Instructions to follow
Copy the data below exactly, omitting any picture it contains.

━━━━━━━━━━

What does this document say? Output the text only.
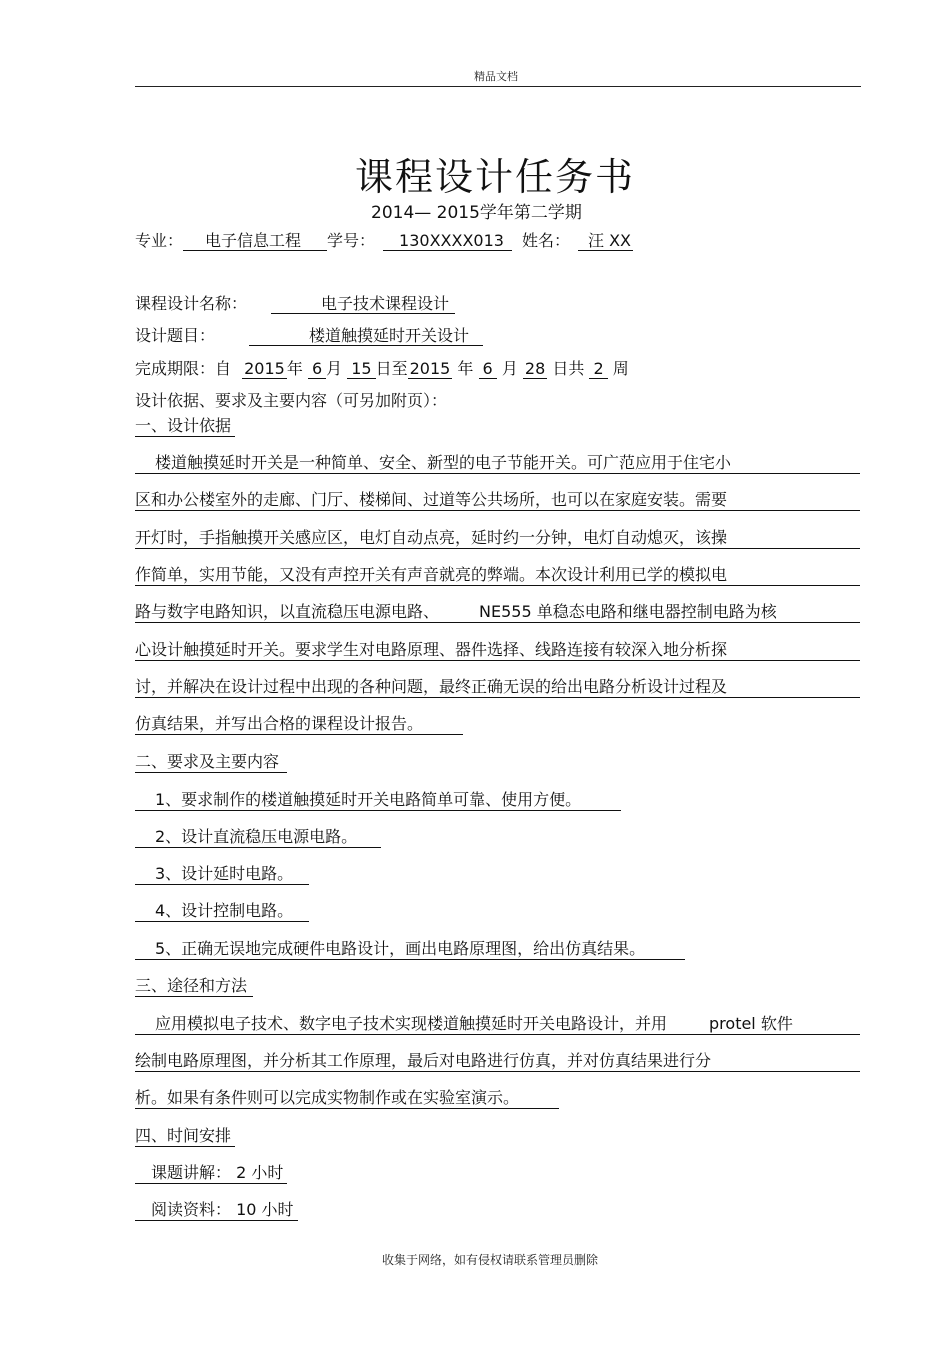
精品文档
课程设计任务书
2014— 2015学年第二学期
专业： 电子信息工程 学号： 130XXXX013 姓名： 汪 XX
课程设计名称：	电子技术课程设计
设计题目：	楼道触摸延时开关设计
完成期限：自 2015 年 6 月 15 日至 2015 年 6 月 28 日共 2 周
设计依据、要求及主要内容（可另加附页）：
一、设计依据
楼道触摸延时开关是一种简单、安全、新型的电子节能开关。可广范应用于住宅小
区和办公楼室外的走廊、门厅、楼梯间、过道等公共场所，也可以在家庭安装。需要
开灯时，手指触摸开关感应区，电灯自动点亮，延时约一分钟，电灯自动熄灭，该操
作简单，实用节能，又没有声控开关有声音就亮的弊端。本次设计利用已学的模拟电
路与数字电路知识，以直流稳压电源电路、	NE555 单稳态电路和继电器控制电路为核
心设计触摸延时开关。要求学生对电路原理、器件选择、线路连接有较深入地分析探
讨，并解决在设计过程中出现的各种问题，最终正确无误的给出电路分析设计过程及
仿真结果，并写出合格的课程设计报告。
二、要求及主要内容
1、要求制作的楼道触摸延时开关电路简单可靠、使用方便。
2、设计直流稳压电源电路。
3、设计延时电路。
4、设计控制电路。
5、正确无误地完成硬件电路设计，画出电路原理图，给出仿真结果。
三、途径和方法
应用模拟电子技术、数字电子技术实现楼道触摸延时开关电路设计，并用	protel 软件
绘制电路原理图，并分析其工作原理，最后对电路进行仿真，并对仿真结果进行分
析。如果有条件则可以完成实物制作或在实验室演示。
四、时间安排
课题讲解： 2 小时
阅读资料： 10 小时
收集于网络，如有侵权请联系管理员删除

━━━━━━━━━━

Answer for the task
What does this document say? Output the text only.
精品文档
课程设计任务书
2014— 2015学年第二学期
专业： 电子信息工程 学号： 130XXXX013 姓名： 汪 XX
课程设计名称：	电子技术课程设计
设计题目：	楼道触摸延时开关设计
完成期限：自 2015 年 6 月 15 日至 2015 年 6 月 28 日共 2 周
设计依据、要求及主要内容（可另加附页）：
一、设计依据
楼道触摸延时开关是一种简单、安全、新型的电子节能开关。可广范应用于住宅小
区和办公楼室外的走廊、门厅、楼梯间、过道等公共场所，也可以在家庭安装。需要
开灯时，手指触摸开关感应区，电灯自动点亮，延时约一分钟，电灯自动熄灭，该操
作简单，实用节能，又没有声控开关有声音就亮的弊端。本次设计利用已学的模拟电
路与数字电路知识，以直流稳压电源电路、	NE555 单稳态电路和继电器控制电路为核
心设计触摸延时开关。要求学生对电路原理、器件选择、线路连接有较深入地分析探
讨，并解决在设计过程中出现的各种问题，最终正确无误的给出电路分析设计过程及
仿真结果，并写出合格的课程设计报告。
二、要求及主要内容
1、要求制作的楼道触摸延时开关电路简单可靠、使用方便。
2、设计直流稳压电源电路。
3、设计延时电路。
4、设计控制电路。
5、正确无误地完成硬件电路设计，画出电路原理图，给出仿真结果。
三、途径和方法
应用模拟电子技术、数字电子技术实现楼道触摸延时开关电路设计，并用	protel 软件
绘制电路原理图，并分析其工作原理，最后对电路进行仿真，并对仿真结果进行分
析。如果有条件则可以完成实物制作或在实验室演示。
四、时间安排
课题讲解： 2 小时
阅读资料： 10 小时
收集于网络，如有侵权请联系管理员删除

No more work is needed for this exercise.